Entries provided:
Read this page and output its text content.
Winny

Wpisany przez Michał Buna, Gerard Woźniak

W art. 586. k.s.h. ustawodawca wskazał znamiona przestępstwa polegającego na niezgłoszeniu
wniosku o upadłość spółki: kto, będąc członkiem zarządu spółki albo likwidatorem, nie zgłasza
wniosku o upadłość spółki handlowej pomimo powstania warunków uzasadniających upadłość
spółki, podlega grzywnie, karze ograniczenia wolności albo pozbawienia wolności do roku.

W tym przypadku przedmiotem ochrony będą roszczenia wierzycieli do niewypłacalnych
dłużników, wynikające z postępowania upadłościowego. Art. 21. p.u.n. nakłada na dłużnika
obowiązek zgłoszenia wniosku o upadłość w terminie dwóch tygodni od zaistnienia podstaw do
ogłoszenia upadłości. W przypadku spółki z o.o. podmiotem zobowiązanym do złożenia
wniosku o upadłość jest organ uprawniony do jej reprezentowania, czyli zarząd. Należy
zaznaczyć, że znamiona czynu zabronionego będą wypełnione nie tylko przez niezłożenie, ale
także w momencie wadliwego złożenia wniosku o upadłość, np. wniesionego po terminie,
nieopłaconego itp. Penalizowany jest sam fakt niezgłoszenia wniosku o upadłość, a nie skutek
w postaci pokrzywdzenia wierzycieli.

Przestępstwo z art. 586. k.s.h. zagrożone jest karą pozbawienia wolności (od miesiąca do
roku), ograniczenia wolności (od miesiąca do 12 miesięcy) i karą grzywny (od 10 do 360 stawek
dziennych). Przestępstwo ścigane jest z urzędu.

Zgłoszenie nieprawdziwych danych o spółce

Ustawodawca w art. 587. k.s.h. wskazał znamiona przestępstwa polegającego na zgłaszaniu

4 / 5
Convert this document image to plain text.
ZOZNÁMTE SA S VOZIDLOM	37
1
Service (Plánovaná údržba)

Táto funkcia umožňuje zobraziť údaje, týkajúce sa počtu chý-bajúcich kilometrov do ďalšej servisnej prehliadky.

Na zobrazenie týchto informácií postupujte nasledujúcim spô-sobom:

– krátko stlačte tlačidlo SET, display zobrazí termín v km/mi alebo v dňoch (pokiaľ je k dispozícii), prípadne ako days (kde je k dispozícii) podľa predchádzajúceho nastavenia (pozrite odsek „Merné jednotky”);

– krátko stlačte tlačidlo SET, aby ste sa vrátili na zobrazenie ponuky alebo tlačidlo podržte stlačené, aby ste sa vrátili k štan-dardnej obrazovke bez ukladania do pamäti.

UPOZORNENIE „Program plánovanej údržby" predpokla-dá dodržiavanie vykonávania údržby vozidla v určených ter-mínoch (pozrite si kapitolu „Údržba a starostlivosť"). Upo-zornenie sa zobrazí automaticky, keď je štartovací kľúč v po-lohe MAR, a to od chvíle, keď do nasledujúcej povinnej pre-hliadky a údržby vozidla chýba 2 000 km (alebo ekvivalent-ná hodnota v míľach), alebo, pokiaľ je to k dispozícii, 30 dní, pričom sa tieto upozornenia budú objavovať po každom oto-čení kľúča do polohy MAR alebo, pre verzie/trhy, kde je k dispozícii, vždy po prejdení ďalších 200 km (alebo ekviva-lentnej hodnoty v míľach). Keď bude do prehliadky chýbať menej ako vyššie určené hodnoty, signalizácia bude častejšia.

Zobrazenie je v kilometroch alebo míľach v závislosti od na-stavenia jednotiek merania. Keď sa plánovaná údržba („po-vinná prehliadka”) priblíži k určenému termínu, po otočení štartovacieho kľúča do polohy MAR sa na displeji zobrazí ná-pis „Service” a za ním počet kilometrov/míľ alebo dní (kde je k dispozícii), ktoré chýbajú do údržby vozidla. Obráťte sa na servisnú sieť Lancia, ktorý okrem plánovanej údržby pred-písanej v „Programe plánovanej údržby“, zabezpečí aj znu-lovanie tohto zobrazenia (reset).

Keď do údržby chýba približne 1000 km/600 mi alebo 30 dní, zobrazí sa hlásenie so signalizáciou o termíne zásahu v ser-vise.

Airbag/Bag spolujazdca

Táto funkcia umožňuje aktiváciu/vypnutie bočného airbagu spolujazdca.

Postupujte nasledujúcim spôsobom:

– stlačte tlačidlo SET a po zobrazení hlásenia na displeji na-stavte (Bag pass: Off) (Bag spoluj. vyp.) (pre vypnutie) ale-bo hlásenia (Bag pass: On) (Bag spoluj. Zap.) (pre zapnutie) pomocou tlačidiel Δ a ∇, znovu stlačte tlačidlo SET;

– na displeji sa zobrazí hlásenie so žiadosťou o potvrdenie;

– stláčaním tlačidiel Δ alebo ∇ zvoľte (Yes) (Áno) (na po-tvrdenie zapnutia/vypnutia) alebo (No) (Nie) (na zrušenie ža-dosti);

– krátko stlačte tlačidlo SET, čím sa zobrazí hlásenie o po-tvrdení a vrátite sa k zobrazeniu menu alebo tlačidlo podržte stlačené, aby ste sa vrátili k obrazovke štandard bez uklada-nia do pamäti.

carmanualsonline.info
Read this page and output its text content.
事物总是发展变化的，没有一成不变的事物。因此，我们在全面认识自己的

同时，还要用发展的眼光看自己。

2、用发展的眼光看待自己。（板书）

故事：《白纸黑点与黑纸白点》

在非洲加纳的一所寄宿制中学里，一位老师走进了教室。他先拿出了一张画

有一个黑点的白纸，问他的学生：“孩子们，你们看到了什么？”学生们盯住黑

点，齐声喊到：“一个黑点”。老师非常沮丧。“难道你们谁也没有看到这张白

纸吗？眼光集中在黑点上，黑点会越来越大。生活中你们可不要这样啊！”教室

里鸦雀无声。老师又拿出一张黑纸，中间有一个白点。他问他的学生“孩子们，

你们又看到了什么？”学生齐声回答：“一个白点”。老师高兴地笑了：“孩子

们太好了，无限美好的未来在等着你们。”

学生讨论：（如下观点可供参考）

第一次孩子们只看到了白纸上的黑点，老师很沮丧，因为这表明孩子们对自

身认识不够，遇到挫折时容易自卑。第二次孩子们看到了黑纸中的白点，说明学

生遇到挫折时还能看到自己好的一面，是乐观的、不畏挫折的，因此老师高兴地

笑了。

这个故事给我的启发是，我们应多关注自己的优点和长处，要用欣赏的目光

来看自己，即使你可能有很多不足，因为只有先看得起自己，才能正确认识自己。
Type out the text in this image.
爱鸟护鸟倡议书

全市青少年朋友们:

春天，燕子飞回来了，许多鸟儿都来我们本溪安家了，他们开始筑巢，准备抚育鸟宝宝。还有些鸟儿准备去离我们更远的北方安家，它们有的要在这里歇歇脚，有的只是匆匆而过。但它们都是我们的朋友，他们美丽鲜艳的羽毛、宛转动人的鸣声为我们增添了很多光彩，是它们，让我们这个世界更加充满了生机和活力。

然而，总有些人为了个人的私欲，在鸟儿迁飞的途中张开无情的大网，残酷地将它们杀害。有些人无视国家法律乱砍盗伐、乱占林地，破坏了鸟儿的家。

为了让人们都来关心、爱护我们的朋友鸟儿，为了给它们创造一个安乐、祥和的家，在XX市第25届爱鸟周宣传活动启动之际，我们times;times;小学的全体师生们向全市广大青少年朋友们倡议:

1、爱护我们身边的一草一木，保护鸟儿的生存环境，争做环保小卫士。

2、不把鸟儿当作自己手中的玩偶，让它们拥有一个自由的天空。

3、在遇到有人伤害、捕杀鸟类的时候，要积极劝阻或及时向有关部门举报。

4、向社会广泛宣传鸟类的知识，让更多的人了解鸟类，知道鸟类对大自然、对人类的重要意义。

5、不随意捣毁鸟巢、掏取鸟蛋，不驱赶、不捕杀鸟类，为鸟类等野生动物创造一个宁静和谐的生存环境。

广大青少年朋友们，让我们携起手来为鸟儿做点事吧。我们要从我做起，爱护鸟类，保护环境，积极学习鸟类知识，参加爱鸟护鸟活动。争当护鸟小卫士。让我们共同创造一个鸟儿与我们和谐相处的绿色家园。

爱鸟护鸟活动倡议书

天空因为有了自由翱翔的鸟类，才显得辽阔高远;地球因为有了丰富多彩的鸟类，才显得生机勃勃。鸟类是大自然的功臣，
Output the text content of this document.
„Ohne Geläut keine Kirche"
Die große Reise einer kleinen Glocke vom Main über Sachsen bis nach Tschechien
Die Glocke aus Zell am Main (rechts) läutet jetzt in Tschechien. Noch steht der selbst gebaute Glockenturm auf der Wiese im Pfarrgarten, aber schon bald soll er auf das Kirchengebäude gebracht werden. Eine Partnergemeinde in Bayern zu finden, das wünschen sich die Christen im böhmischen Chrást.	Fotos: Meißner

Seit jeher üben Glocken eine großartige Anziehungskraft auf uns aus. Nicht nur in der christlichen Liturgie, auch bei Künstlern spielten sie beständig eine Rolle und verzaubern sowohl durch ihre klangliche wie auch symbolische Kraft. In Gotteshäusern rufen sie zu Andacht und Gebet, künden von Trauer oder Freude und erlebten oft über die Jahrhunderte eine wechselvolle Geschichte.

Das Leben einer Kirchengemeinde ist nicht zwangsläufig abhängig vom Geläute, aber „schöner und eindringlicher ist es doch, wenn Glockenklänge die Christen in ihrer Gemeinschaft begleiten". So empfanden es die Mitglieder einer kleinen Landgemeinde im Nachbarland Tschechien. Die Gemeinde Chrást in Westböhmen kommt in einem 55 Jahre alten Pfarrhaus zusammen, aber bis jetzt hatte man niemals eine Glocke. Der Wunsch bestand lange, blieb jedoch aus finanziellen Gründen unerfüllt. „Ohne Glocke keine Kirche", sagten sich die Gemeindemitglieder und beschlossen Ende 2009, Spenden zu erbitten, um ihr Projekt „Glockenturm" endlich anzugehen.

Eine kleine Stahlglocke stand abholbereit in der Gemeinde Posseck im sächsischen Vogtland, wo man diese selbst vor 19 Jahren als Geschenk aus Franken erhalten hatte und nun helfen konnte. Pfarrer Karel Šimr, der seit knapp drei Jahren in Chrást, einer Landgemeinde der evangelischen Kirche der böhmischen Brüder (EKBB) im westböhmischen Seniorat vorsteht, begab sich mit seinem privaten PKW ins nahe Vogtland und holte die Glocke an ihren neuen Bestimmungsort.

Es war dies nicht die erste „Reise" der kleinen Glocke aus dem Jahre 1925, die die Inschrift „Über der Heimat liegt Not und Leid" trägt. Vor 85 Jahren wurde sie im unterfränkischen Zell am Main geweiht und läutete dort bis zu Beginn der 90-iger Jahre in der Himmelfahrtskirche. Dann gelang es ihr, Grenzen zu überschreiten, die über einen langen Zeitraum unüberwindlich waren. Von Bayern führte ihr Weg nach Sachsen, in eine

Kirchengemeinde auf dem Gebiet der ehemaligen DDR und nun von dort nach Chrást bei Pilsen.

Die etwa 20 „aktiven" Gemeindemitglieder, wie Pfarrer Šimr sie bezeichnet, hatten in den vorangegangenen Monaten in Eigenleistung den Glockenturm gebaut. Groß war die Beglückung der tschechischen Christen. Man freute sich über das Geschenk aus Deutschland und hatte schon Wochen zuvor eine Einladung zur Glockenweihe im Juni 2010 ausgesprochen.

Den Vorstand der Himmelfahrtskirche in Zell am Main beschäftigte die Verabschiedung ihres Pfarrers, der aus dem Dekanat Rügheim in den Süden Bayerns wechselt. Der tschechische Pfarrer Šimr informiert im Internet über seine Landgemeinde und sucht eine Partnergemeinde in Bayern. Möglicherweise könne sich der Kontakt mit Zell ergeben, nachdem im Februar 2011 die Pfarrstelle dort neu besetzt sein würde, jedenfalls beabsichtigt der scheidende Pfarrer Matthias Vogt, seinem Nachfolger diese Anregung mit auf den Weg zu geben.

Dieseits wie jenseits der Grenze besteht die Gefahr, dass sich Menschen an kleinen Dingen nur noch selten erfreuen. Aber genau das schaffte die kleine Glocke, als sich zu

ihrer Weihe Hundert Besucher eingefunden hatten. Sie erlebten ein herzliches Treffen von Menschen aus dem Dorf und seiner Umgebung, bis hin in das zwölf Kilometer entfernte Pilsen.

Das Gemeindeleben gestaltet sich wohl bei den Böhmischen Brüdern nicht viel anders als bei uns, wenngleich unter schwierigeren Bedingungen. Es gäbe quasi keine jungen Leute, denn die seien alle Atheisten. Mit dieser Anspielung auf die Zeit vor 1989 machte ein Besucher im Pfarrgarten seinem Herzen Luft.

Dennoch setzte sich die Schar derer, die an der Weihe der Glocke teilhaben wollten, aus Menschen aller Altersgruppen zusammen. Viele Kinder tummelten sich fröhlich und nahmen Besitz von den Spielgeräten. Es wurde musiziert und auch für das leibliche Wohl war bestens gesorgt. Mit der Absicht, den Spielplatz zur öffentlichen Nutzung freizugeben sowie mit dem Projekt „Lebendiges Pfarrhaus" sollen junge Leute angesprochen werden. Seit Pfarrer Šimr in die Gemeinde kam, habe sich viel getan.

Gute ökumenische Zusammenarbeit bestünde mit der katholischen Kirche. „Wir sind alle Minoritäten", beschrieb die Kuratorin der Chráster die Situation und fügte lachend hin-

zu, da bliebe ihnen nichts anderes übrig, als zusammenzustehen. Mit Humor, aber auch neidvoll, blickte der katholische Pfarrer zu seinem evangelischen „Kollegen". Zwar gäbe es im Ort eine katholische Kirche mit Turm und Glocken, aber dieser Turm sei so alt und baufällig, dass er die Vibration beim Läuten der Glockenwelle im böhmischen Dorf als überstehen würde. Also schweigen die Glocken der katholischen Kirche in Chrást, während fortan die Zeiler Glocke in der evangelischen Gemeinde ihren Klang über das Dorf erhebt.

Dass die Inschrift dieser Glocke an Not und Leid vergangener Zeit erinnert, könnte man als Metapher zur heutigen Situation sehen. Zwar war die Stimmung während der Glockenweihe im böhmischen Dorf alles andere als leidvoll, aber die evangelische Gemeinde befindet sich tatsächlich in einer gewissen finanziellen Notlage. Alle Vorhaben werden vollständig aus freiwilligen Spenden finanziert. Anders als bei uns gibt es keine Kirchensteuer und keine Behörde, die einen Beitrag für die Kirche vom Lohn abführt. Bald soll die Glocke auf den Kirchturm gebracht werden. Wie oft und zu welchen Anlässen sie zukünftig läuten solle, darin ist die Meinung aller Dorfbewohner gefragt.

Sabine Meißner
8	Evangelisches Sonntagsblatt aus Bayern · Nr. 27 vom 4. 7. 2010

Short task:
Look through the material above and pick out each line holding the word "spolujazdca".

Task solution:
Airbag/Bag spolujazdca
Táto funkcia umožňuje aktiváciu/vypnutie bočného airbagu spolujazdca.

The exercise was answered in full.